WHAT TO PRODUCE:
Pick out every line that holds the string "https" and copy it.

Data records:
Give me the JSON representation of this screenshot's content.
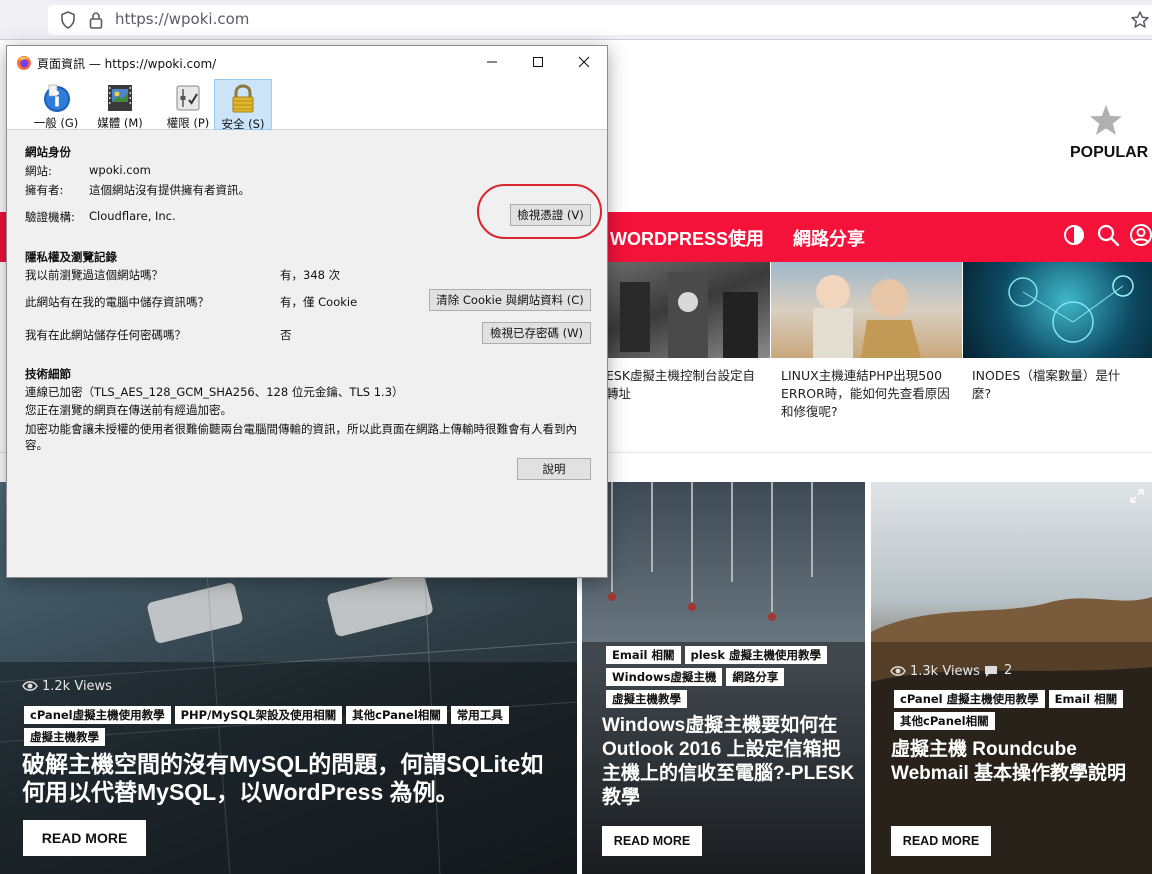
{
  "browser": {
    "url": "https://wpoki.com"
  },
  "site": {
    "popular_label": "POPULAR",
    "nav": [
      "WORDPRESS使用",
      "網路分享"
    ],
    "thumbs": [
      {
        "title": "ESK虛擬主機控制台設定自\n轉址"
      },
      {
        "title": "LINUX主機連結PHP出現500\nERROR時，能如何先查看原因\n和修復呢?"
      },
      {
        "title": "INODES（檔案數量）是什\n麼?"
      }
    ],
    "cards": [
      {
        "views": "1.2k Views",
        "tags": [
          "cPanel虛擬主機使用教學",
          "PHP/MySQL架設及使用相關",
          "其他cPanel相關",
          "常用工具",
          "虛擬主機教學"
        ],
        "title": "破解主機空間的沒有MySQL的問題，何謂SQLite如何用以代替MySQL，以WordPress 為例。",
        "read_more": "READ MORE"
      },
      {
        "views": "",
        "tags": [
          "Email 相關",
          "plesk 虛擬主機使用教學",
          "Windows虛擬主機",
          "網路分享",
          "虛擬主機教學"
        ],
        "title": "Windows虛擬主機要如何在 Outlook 2016 上設定信箱把主機上的信收至電腦?-PLESK教學",
        "read_more": "READ MORE"
      },
      {
        "views": "1.3k Views",
        "comments": "2",
        "tags": [
          "cPanel 虛擬主機使用教學",
          "Email 相關",
          "其他cPanel相關"
        ],
        "title": "虛擬主機 Roundcube Webmail 基本操作教學說明",
        "read_more": "READ MORE"
      }
    ]
  },
  "dialog": {
    "title": "頁面資訊 — https://wpoki.com/",
    "tabs": [
      {
        "label": "一般 (G)"
      },
      {
        "label": "媒體 (M)"
      },
      {
        "label": "權限 (P)"
      },
      {
        "label": "安全 (S)"
      }
    ],
    "identity": {
      "heading": "網站身份",
      "site_label": "網站:",
      "site_value": "wpoki.com",
      "owner_label": "擁有者:",
      "owner_value": "這個網站沒有提供擁有者資訊。",
      "verifier_label": "驗證機構:",
      "verifier_value": "Cloudflare, Inc.",
      "view_cert_button": "檢視憑證 (V)"
    },
    "privacy": {
      "heading": "隱私權及瀏覽記錄",
      "q1": "我以前瀏覽過這個網站嗎？",
      "a1": "有，348 次",
      "q2": "此網站有在我的電腦中儲存資訊嗎？",
      "a2": "有，僅 Cookie",
      "clear_button": "清除 Cookie 與網站資料 (C)",
      "q3": "我有在此網站儲存任何密碼嗎？",
      "a3": "否",
      "view_passwords_button": "檢視已存密碼 (W)"
    },
    "technical": {
      "heading": "技術細節",
      "line1": "連線已加密（TLS_AES_128_GCM_SHA256、128 位元金鑰、TLS 1.3）",
      "line2": "您正在瀏覽的網頁在傳送前有經過加密。",
      "line3": "加密功能會讓未授權的使用者很難偷聽兩台電腦間傳輸的資訊，所以此頁面在網路上傳輸時很難會有人看到內容。",
      "help_button": "說明"
    }
  },
  "colors": {
    "brand_red": "#f4123b",
    "highlight_ring": "#d9242c",
    "active_tab": "#cce4f7"
  }
}
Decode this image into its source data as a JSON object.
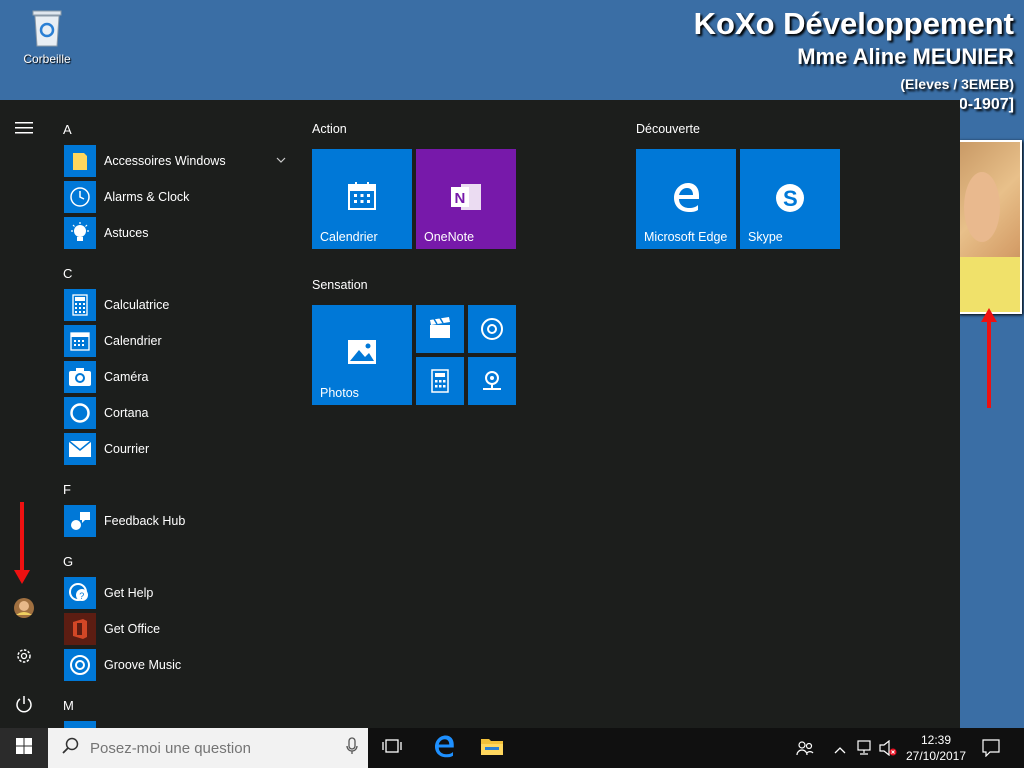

EXPECTED ANSWER:
    "url": "https://wpoki.com"
    "title": "頁面資訊 — https://wpoki.com/",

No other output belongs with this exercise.